## Exercise task
Reproduce the items verbatim, from the line containing "remote-desktop-icon — [104, 532, 122, 553]" through the line containing "spec-value: VM5.collabnet.local —", both lines included.

## Dataset entries
+++

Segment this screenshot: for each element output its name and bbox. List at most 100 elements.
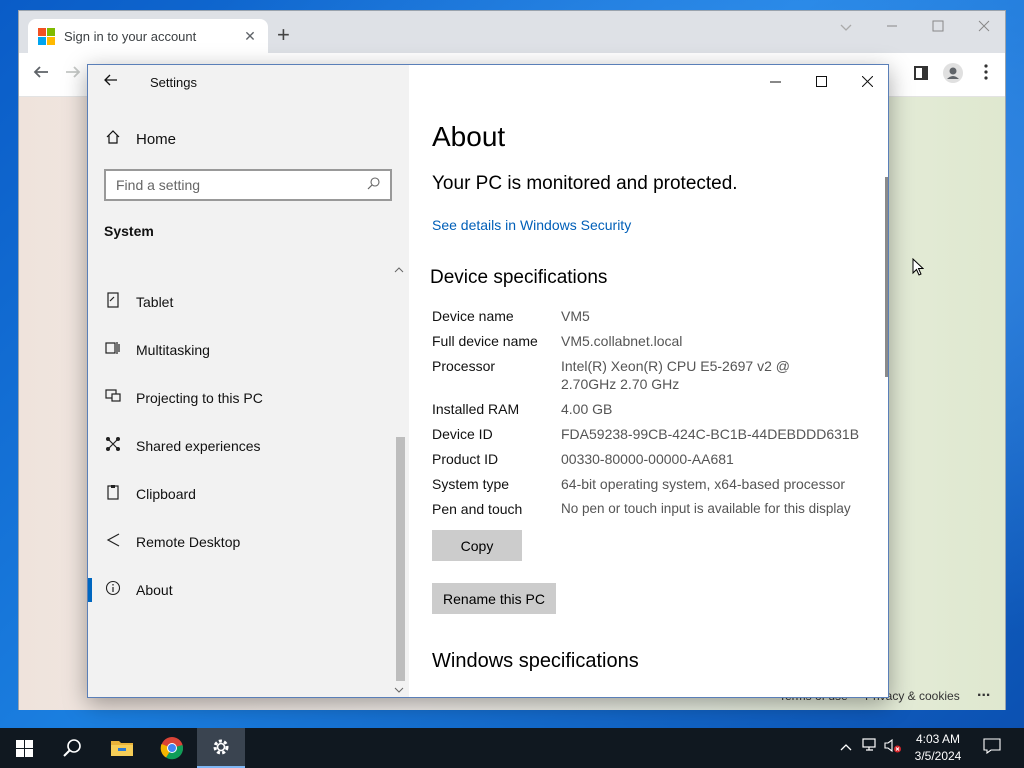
remote-desktop-icon — [104, 532, 122, 553]
sidebar-item-about[interactable]: About — [88, 566, 393, 614]
back-arrow-icon[interactable] — [104, 71, 118, 92]
taskbar-clock[interactable]: 4:03 AM 3/5/2024 — [906, 731, 970, 765]
spec-value: 64-bit operating system, x64-based proce… — [561, 476, 846, 492]
sidebar-item-projecting[interactable]: Projecting to this PC — [88, 374, 393, 422]
spec-key: Installed RAM — [432, 401, 520, 417]
search-icon — [367, 177, 380, 193]
tab-search-chevron-icon[interactable] — [834, 19, 858, 35]
settings-window: Settings Home System Tablet — [87, 64, 889, 698]
side-panel-icon[interactable] — [909, 63, 933, 85]
multitasking-icon — [104, 340, 122, 361]
browser-close-button[interactable] — [972, 19, 996, 35]
spec-value: VM5.collabnet.local — [561, 333, 683, 349]
spec-value: FDA59238-99CB-424C-BC1B-44DEBDDD631B — [561, 426, 860, 442]
device-specs-heading: Device specifications — [430, 267, 608, 288]
spec-value: No pen or touch input is available for t… — [561, 501, 851, 516]
sidebar-item-clipboard[interactable]: Clipboard — [88, 470, 393, 518]
spec-row: Processor Intel(R) Xeon(R) CPU E5-2697 v… — [432, 357, 872, 393]
profile-avatar-icon[interactable] — [941, 63, 965, 88]
nav-home-label: Home — [136, 131, 177, 148]
sidebar-item-remote-desktop[interactable]: Remote Desktop — [88, 518, 393, 566]
sidebar-item-label: Clipboard — [136, 486, 196, 502]
browser-menu-icon[interactable] — [974, 63, 998, 85]
taskbar: 4:03 AM 3/5/2024 — [0, 728, 1024, 768]
sidebar-item-label: Remote Desktop — [136, 534, 241, 550]
browser-tab[interactable]: Sign in to your account ✕ — [28, 19, 268, 53]
spec-row: Device name VM5 — [432, 307, 872, 325]
back-arrow-icon[interactable] — [29, 63, 53, 85]
tab-close-icon[interactable]: ✕ — [242, 28, 258, 45]
sidebar-item-label: Tablet — [136, 294, 174, 310]
page-title: About — [432, 121, 506, 152]
scroll-up-icon[interactable] — [394, 265, 404, 276]
windows-security-link[interactable]: See details in Windows Security — [432, 217, 872, 233]
browser-maximize-button[interactable] — [926, 19, 950, 35]
spec-row: Full device name VM5.collabnet.local — [432, 332, 872, 350]
home-icon — [104, 129, 122, 150]
chevron-up-icon[interactable] — [840, 738, 852, 754]
spec-value: VM5 — [561, 308, 590, 324]
content-scrollbar[interactable] — [885, 177, 888, 377]
spec-key: System type — [432, 476, 510, 492]
window-controls — [752, 65, 888, 97]
notifications-icon[interactable] — [983, 738, 1001, 757]
sidebar-item-shared-experiences[interactable]: Shared experiences — [88, 422, 393, 470]
settings-nav-pane: Settings Home System Tablet — [88, 65, 409, 697]
spec-row: System type 64-bit operating system, x64… — [432, 475, 872, 493]
network-icon[interactable] — [862, 738, 878, 755]
settings-gear-icon[interactable] — [197, 728, 245, 768]
nav-scrollbar[interactable] — [393, 265, 407, 697]
close-button[interactable] — [844, 65, 888, 97]
spec-key: Product ID — [432, 451, 499, 467]
browser-minimize-button[interactable] — [880, 19, 904, 35]
spec-value: 00330-80000-00000-AA681 — [561, 451, 734, 467]
spec-row: Product ID 00330-80000-00000-AA681 — [432, 450, 872, 468]
about-content: About Your PC is monitored and protected… — [430, 121, 872, 673]
nav-section-label: System — [104, 223, 154, 239]
spec-value: Intel(R) Xeon(R) CPU E5-2697 v2 @ 2.70GH… — [561, 358, 790, 392]
clock-time: 4:03 AM — [915, 732, 961, 746]
sidebar-item-tablet[interactable]: Tablet — [88, 278, 393, 326]
nav-home[interactable]: Home — [104, 129, 176, 150]
spec-key: Device ID — [432, 426, 493, 442]
settings-window-title: Settings — [150, 75, 197, 90]
spec-row: Pen and touch No pen or touch input is a… — [432, 500, 872, 518]
volume-muted-icon[interactable] — [884, 738, 902, 757]
settings-content-pane: About Your PC is monitored and protected… — [409, 65, 888, 697]
sidebar-item-label: Projecting to this PC — [136, 390, 263, 406]
spec-key: Device name — [432, 308, 514, 324]
copy-button[interactable]: Copy — [432, 530, 522, 561]
protection-status: Your PC is monitored and protected. — [432, 173, 738, 194]
scroll-down-icon[interactable] — [394, 685, 404, 696]
projecting-icon — [104, 388, 122, 409]
file-explorer-icon[interactable] — [98, 728, 146, 768]
spec-key: Pen and touch — [432, 501, 523, 517]
spec-value: 4.00 GB — [561, 401, 613, 417]
rename-pc-button[interactable]: Rename this PC — [432, 583, 556, 614]
search-input[interactable] — [116, 177, 367, 193]
forward-arrow-icon[interactable] — [61, 63, 85, 85]
spec-key: Processor — [432, 358, 496, 374]
maximize-button[interactable] — [798, 65, 844, 97]
sidebar-item-label: Multitasking — [136, 342, 210, 358]
sidebar-item-multitasking[interactable]: Multitasking — [88, 326, 393, 374]
search-box[interactable] — [104, 169, 392, 201]
clipboard-icon — [104, 484, 122, 505]
scrollbar-thumb[interactable] — [396, 437, 405, 681]
spec-row: Device ID FDA59238-99CB-424C-BC1B-44DEBD… — [432, 425, 872, 443]
minimize-button[interactable] — [752, 65, 798, 97]
shared-experiences-icon — [104, 436, 122, 457]
sidebar-item-label: Shared experiences — [136, 438, 261, 454]
clock-date: 3/5/2024 — [914, 749, 962, 763]
settings-nav-list: Tablet Multitasking Projecting to this P… — [88, 278, 393, 614]
browser-tab-title: Sign in to your account — [64, 28, 197, 44]
device-specs-table: Device name VM5 Full device name VM5.col… — [432, 307, 872, 518]
start-button[interactable] — [0, 728, 48, 768]
new-tab-button[interactable]: + — [277, 23, 290, 47]
more-options-link[interactable]: ... — [977, 683, 990, 701]
search-icon[interactable] — [48, 728, 96, 768]
browser-tab-strip: Sign in to your account ✕ + — [19, 11, 1005, 53]
info-icon — [104, 580, 122, 601]
spec-row: Installed RAM 4.00 GB — [432, 400, 872, 418]
chrome-icon[interactable] — [148, 728, 196, 768]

+++

## Response to this task
remote-desktop-icon — [104, 532, 122, 553]
sidebar-item-about[interactable]: About — [88, 566, 393, 614]
back-arrow-icon[interactable] — [104, 71, 118, 92]
taskbar-clock[interactable]: 4:03 AM 3/5/2024 — [906, 731, 970, 765]
spec-value: 64-bit operating system, x64-based proce… — [561, 476, 846, 492]
sidebar-item-projecting[interactable]: Projecting to this PC — [88, 374, 393, 422]
spec-key: Installed RAM — [432, 401, 520, 417]
search-icon — [367, 177, 380, 193]
tab-search-chevron-icon[interactable] — [834, 19, 858, 35]
settings-window: Settings Home System Tablet — [87, 64, 889, 698]
side-panel-icon[interactable] — [909, 63, 933, 85]
multitasking-icon — [104, 340, 122, 361]
browser-close-button[interactable] — [972, 19, 996, 35]
spec-value: VM5.collabnet.local — [561, 333, 683, 349]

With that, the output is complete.